Brief:
Transcribe all the entries word for word, but omit the images.

----- Exercise inputs -----

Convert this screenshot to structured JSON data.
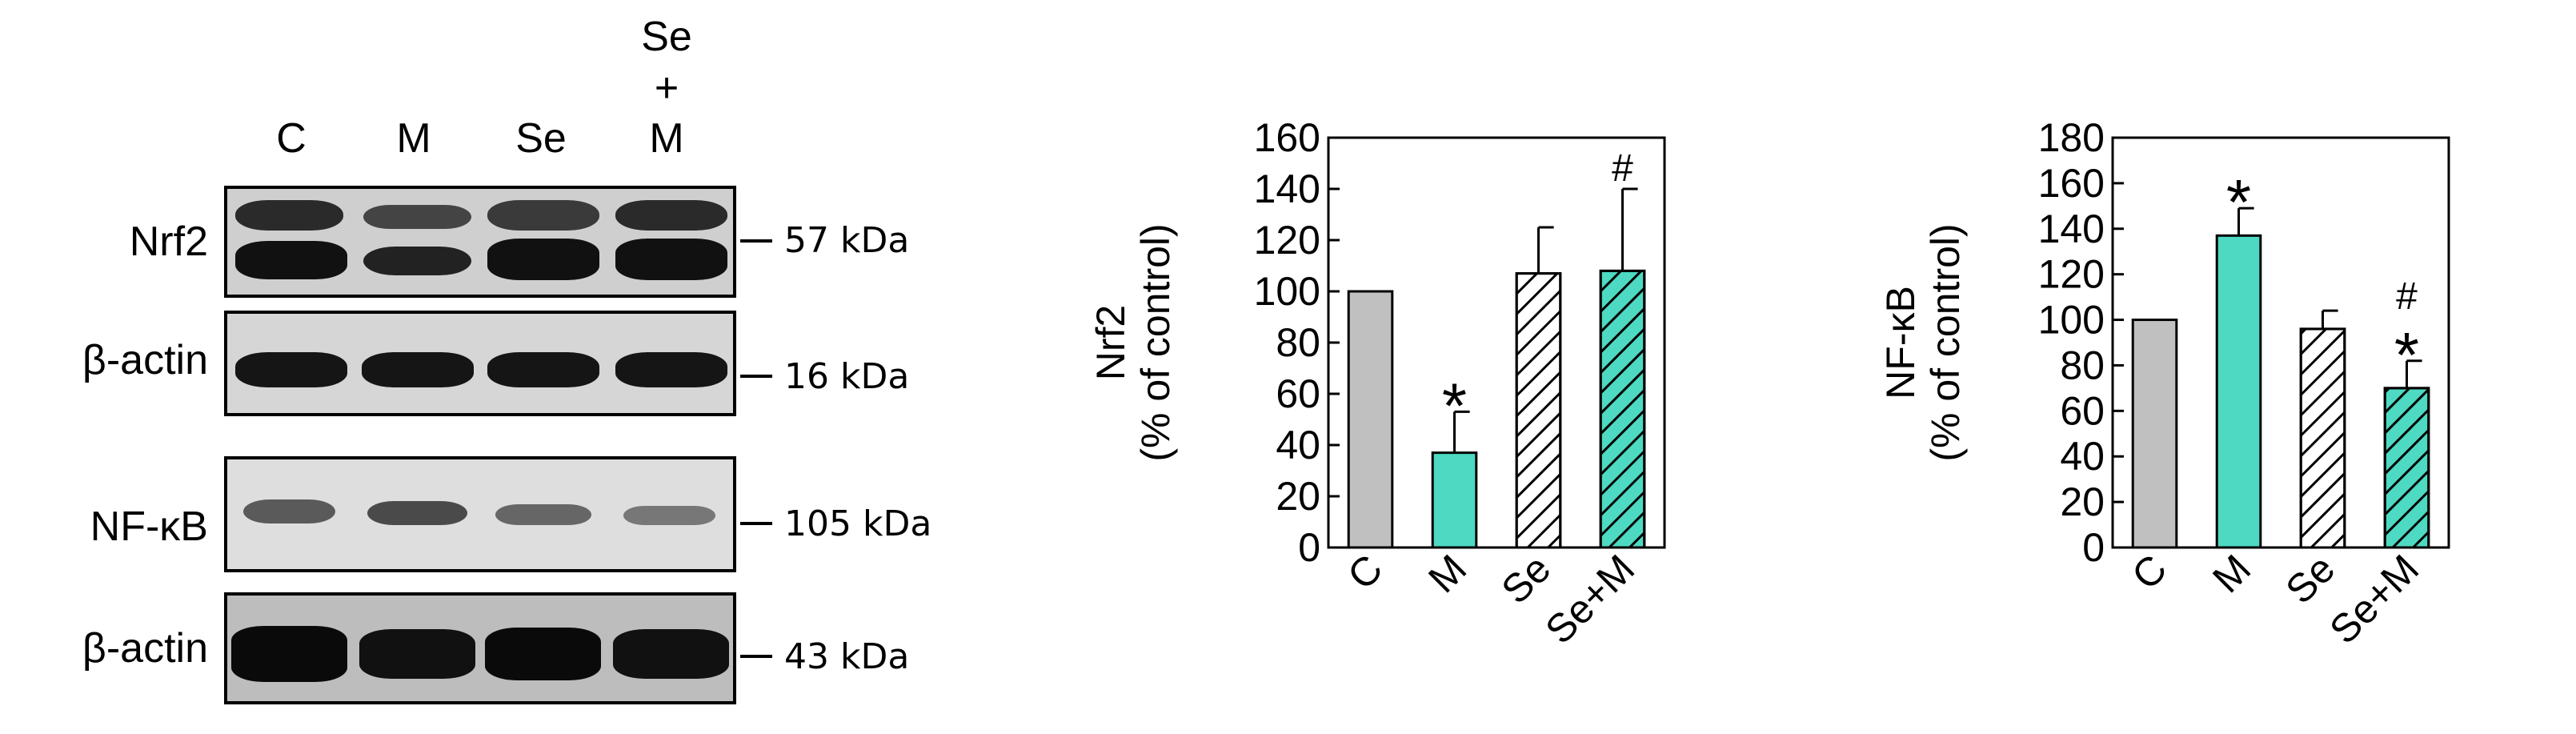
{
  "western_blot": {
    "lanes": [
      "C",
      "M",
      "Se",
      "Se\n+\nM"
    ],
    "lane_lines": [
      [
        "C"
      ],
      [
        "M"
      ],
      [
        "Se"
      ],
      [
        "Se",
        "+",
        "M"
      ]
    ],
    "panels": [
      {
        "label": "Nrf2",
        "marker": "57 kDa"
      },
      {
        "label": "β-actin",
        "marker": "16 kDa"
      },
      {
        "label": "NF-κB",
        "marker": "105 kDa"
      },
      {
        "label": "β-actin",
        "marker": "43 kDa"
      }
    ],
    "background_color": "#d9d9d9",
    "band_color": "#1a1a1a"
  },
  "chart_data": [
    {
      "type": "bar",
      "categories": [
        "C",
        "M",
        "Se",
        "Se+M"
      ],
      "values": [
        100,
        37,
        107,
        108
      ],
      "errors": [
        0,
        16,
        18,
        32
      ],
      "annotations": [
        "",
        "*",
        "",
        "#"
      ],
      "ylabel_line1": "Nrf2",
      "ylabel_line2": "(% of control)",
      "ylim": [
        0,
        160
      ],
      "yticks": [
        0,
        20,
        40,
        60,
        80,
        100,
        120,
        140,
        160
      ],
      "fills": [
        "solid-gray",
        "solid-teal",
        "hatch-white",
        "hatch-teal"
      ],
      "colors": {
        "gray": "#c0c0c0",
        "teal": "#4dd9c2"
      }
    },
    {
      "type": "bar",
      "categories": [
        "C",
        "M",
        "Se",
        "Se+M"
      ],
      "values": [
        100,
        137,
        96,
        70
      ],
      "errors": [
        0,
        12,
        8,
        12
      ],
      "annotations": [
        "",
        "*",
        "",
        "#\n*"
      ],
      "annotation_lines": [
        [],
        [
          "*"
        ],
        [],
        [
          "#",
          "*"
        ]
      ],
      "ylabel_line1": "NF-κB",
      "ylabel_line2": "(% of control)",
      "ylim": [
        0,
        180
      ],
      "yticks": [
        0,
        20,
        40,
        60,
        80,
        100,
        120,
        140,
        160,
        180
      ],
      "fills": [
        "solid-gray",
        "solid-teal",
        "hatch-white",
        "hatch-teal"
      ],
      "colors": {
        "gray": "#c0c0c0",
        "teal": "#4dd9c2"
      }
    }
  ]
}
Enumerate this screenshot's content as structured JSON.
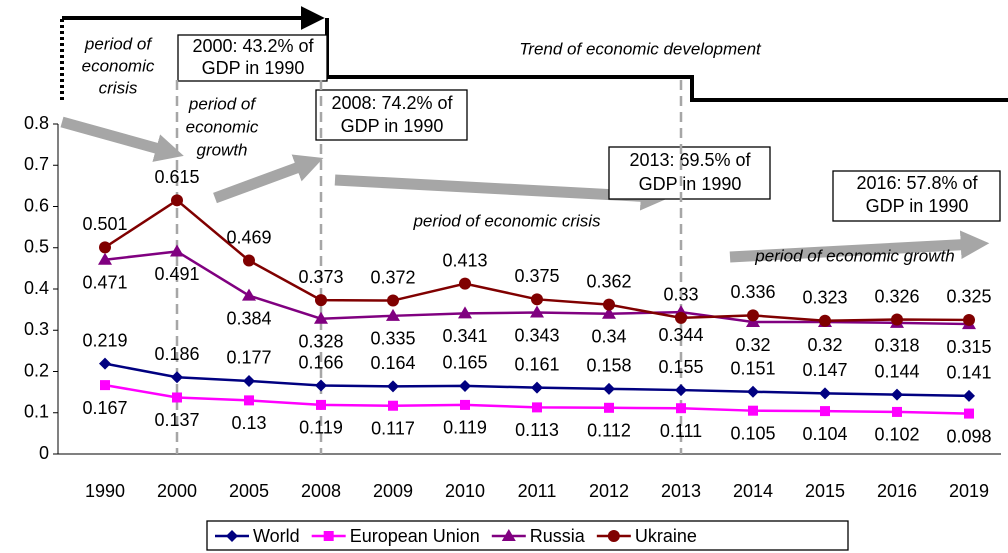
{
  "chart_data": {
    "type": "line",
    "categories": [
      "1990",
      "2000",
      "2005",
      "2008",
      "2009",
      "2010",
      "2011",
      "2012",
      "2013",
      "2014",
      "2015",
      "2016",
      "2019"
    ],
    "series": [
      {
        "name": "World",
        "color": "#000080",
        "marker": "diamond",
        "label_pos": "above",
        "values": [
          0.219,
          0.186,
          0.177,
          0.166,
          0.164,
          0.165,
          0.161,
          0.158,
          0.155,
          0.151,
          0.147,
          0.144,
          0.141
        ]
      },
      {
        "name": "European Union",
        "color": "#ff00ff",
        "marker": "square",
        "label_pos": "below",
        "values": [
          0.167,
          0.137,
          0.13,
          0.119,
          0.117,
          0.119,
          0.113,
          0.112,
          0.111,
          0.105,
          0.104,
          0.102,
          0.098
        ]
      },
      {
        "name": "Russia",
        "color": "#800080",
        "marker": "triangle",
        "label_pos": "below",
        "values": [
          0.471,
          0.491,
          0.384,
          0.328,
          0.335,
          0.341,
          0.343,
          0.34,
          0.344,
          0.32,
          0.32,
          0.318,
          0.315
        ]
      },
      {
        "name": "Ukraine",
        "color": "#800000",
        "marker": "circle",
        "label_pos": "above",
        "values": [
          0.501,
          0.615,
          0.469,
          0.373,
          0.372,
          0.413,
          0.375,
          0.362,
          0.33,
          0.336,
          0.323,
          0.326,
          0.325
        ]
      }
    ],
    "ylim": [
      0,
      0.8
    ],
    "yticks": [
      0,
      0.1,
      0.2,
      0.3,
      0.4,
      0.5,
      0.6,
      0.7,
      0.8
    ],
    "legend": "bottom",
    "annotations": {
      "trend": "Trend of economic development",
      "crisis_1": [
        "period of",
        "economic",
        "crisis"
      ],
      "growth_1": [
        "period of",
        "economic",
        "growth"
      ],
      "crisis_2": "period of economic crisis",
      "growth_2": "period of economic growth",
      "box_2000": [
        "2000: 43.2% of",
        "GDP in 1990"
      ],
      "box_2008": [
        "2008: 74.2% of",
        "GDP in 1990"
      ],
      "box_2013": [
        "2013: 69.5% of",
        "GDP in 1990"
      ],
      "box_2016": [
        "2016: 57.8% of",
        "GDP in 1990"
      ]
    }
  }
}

-----

The result:
Convert this screenshot to structured JSON data.
{
  "western_blot": {
    "lanes": [
      "C",
      "M",
      "Se",
      "Se\n+\nM"
    ],
    "lane_lines": [
      [
        "C"
      ],
      [
        "M"
      ],
      [
        "Se"
      ],
      [
        "Se",
        "+",
        "M"
      ]
    ],
    "panels": [
      {
        "label": "Nrf2",
        "marker": "57 kDa"
      },
      {
        "label": "β-actin",
        "marker": "16 kDa"
      },
      {
        "label": "NF-κB",
        "marker": "105 kDa"
      },
      {
        "label": "β-actin",
        "marker": "43 kDa"
      }
    ],
    "background_color": "#d9d9d9",
    "band_color": "#1a1a1a"
  },
  "chart_data": [
    {
      "type": "bar",
      "categories": [
        "C",
        "M",
        "Se",
        "Se+M"
      ],
      "values": [
        100,
        37,
        107,
        108
      ],
      "errors": [
        0,
        16,
        18,
        32
      ],
      "annotations": [
        "",
        "*",
        "",
        "#"
      ],
      "ylabel_line1": "Nrf2",
      "ylabel_line2": "(% of control)",
      "ylim": [
        0,
        160
      ],
      "yticks": [
        0,
        20,
        40,
        60,
        80,
        100,
        120,
        140,
        160
      ],
      "fills": [
        "solid-gray",
        "solid-teal",
        "hatch-white",
        "hatch-teal"
      ],
      "colors": {
        "gray": "#c0c0c0",
        "teal": "#4dd9c2"
      }
    },
    {
      "type": "bar",
      "categories": [
        "C",
        "M",
        "Se",
        "Se+M"
      ],
      "values": [
        100,
        137,
        96,
        70
      ],
      "errors": [
        0,
        12,
        8,
        12
      ],
      "annotations": [
        "",
        "*",
        "",
        "#\n*"
      ],
      "annotation_lines": [
        [],
        [
          "*"
        ],
        [],
        [
          "#",
          "*"
        ]
      ],
      "ylabel_line1": "NF-κB",
      "ylabel_line2": "(% of control)",
      "ylim": [
        0,
        180
      ],
      "yticks": [
        0,
        20,
        40,
        60,
        80,
        100,
        120,
        140,
        160,
        180
      ],
      "fills": [
        "solid-gray",
        "solid-teal",
        "hatch-white",
        "hatch-teal"
      ],
      "colors": {
        "gray": "#c0c0c0",
        "teal": "#4dd9c2"
      }
    }
  ]
}
Enumerate this screenshot's content as structured JSON.
{
  "chart_data": {
    "type": "line",
    "categories": [
      "1990",
      "2000",
      "2005",
      "2008",
      "2009",
      "2010",
      "2011",
      "2012",
      "2013",
      "2014",
      "2015",
      "2016",
      "2019"
    ],
    "series": [
      {
        "name": "World",
        "color": "#000080",
        "marker": "diamond",
        "label_pos": "above",
        "values": [
          0.219,
          0.186,
          0.177,
          0.166,
          0.164,
          0.165,
          0.161,
          0.158,
          0.155,
          0.151,
          0.147,
          0.144,
          0.141
        ]
      },
      {
        "name": "European Union",
        "color": "#ff00ff",
        "marker": "square",
        "label_pos": "below",
        "values": [
          0.167,
          0.137,
          0.13,
          0.119,
          0.117,
          0.119,
          0.113,
          0.112,
          0.111,
          0.105,
          0.104,
          0.102,
          0.098
        ]
      },
      {
        "name": "Russia",
        "color": "#800080",
        "marker": "triangle",
        "label_pos": "below",
        "values": [
          0.471,
          0.491,
          0.384,
          0.328,
          0.335,
          0.341,
          0.343,
          0.34,
          0.344,
          0.32,
          0.32,
          0.318,
          0.315
        ]
      },
      {
        "name": "Ukraine",
        "color": "#800000",
        "marker": "circle",
        "label_pos": "above",
        "values": [
          0.501,
          0.615,
          0.469,
          0.373,
          0.372,
          0.413,
          0.375,
          0.362,
          0.33,
          0.336,
          0.323,
          0.326,
          0.325
        ]
      }
    ],
    "ylim": [
      0,
      0.8
    ],
    "yticks": [
      0,
      0.1,
      0.2,
      0.3,
      0.4,
      0.5,
      0.6,
      0.7,
      0.8
    ],
    "legend": "bottom",
    "annotations": {
      "trend": "Trend of economic development",
      "crisis_1": [
        "period of",
        "economic",
        "crisis"
      ],
      "growth_1": [
        "period of",
        "economic",
        "growth"
      ],
      "crisis_2": "period of economic crisis",
      "growth_2": "period of economic growth",
      "box_2000": [
        "2000: 43.2% of",
        "GDP in 1990"
      ],
      "box_2008": [
        "2008: 74.2% of",
        "GDP in 1990"
      ],
      "box_2013": [
        "2013: 69.5% of",
        "GDP in 1990"
      ],
      "box_2016": [
        "2016: 57.8% of",
        "GDP in 1990"
      ]
    }
  }
}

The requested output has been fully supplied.